- Short problem:
Look through the entries below and report how many lines hold the string "RISHIPAL". Only the number is wanted.

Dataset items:
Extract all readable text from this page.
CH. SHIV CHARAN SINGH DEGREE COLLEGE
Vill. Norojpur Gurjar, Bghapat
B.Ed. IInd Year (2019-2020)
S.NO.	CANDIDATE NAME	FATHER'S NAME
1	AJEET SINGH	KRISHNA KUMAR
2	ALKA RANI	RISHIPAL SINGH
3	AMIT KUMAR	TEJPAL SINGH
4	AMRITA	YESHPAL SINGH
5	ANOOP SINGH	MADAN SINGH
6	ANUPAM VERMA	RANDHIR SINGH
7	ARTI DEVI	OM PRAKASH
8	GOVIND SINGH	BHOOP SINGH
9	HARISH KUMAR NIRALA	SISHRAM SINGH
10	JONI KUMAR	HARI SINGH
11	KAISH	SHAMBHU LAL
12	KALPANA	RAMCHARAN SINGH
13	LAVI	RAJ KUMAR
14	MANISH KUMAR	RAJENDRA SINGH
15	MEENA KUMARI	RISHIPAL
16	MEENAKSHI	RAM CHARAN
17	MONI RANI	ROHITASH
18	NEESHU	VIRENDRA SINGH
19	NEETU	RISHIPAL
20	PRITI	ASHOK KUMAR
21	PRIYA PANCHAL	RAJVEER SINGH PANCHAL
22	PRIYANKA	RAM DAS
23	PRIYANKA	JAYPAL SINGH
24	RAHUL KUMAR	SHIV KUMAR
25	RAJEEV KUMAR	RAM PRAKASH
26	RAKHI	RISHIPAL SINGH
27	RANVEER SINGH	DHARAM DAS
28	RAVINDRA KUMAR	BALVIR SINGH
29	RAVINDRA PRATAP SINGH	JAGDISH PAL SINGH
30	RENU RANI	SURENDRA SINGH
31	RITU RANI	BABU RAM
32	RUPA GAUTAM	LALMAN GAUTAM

- Task result:
4